# ENTRIES:
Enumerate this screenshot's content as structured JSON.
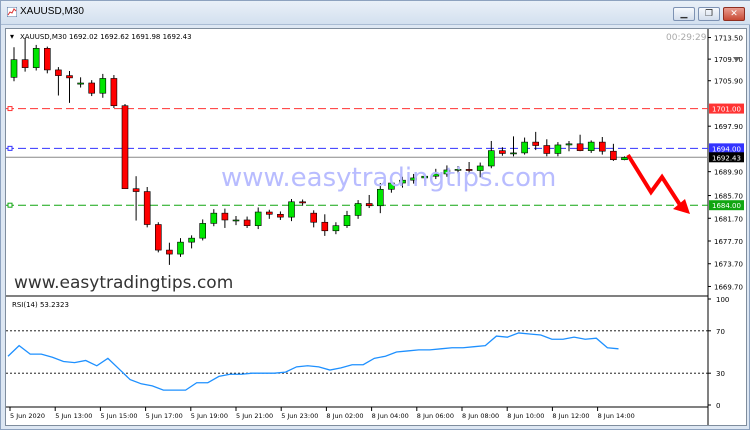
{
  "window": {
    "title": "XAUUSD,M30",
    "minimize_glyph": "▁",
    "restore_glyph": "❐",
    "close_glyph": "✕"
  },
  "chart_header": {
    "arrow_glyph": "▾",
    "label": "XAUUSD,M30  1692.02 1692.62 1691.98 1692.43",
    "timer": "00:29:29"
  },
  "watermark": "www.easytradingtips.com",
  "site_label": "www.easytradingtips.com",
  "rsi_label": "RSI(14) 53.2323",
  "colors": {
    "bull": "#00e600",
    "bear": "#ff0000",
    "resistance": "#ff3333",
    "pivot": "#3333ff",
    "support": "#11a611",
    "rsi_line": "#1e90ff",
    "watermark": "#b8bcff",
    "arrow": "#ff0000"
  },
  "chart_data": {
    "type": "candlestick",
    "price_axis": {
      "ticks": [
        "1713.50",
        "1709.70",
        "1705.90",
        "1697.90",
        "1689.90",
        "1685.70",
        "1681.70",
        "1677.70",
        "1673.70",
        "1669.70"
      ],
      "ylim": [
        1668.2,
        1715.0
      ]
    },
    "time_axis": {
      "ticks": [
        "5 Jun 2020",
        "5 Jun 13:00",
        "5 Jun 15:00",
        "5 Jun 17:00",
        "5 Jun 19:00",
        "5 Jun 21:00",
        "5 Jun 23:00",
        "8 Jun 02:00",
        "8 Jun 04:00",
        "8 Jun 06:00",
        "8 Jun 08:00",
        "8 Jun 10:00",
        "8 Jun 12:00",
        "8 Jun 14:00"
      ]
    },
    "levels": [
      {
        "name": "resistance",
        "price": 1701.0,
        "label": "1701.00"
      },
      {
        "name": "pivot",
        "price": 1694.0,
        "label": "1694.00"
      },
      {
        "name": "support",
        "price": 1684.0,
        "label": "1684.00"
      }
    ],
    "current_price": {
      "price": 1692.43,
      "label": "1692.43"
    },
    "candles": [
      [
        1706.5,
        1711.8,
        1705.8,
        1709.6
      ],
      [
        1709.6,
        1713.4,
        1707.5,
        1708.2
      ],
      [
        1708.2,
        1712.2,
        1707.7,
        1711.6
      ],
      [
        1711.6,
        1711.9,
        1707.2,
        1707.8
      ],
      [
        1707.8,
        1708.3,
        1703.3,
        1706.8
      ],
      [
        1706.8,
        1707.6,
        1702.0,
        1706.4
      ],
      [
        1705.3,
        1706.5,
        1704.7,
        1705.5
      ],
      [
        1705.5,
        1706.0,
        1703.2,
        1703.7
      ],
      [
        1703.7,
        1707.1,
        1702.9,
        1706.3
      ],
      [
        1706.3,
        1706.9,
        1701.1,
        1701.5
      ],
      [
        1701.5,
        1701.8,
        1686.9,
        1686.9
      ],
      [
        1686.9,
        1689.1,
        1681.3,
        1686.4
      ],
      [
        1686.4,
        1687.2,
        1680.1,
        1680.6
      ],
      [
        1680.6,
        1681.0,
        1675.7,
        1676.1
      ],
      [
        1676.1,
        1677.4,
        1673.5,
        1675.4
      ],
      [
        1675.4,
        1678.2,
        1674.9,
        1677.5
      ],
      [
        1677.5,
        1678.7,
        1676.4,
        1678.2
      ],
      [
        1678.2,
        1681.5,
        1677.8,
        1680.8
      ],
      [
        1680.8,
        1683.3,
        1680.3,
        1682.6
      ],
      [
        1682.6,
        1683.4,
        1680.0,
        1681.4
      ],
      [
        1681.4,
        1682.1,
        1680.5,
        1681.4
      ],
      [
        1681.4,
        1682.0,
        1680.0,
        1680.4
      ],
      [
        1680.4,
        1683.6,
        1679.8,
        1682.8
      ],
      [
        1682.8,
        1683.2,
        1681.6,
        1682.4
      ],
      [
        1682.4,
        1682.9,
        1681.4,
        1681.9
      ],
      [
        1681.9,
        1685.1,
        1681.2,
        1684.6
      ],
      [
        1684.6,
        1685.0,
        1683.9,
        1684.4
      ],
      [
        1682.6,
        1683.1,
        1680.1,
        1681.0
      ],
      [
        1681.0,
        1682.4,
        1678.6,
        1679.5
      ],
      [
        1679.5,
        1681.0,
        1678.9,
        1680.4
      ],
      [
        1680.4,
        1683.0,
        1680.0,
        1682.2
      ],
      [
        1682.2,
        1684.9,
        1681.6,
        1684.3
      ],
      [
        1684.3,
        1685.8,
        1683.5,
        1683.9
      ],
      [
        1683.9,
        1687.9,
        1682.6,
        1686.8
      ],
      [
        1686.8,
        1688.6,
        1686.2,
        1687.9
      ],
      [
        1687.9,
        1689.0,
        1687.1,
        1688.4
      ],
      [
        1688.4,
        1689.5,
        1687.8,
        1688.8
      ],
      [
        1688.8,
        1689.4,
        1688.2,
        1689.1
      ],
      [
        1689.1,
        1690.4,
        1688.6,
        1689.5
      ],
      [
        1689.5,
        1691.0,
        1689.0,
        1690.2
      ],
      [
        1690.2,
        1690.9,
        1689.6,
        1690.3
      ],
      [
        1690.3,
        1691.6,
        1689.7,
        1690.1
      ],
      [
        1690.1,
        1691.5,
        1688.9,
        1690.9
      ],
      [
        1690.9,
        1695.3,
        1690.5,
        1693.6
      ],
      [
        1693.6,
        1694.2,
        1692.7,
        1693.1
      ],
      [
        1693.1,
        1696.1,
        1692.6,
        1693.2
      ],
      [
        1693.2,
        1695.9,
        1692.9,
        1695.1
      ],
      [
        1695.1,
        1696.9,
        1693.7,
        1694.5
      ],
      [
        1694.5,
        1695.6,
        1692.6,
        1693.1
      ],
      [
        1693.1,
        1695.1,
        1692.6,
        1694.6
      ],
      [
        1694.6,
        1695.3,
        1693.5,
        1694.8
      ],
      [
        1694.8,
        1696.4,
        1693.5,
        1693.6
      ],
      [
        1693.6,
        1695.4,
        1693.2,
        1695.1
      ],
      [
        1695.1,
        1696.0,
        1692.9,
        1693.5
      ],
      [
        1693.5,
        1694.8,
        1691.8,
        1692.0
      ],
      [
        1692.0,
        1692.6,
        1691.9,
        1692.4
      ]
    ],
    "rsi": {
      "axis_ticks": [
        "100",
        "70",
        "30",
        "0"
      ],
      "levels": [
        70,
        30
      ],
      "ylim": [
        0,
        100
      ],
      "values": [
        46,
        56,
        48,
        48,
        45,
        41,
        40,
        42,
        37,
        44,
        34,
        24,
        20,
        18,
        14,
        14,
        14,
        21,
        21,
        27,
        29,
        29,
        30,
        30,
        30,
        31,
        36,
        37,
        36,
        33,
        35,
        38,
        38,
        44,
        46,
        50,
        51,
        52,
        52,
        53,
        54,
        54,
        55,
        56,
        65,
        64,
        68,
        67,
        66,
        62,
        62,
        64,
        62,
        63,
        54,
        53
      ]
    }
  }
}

# TASK STATEMENT:
From the listing, copy every line where the string "resistance" appears.

# THE RESPONSE:
    "resistance": "#ff3333",
        "name": "resistance",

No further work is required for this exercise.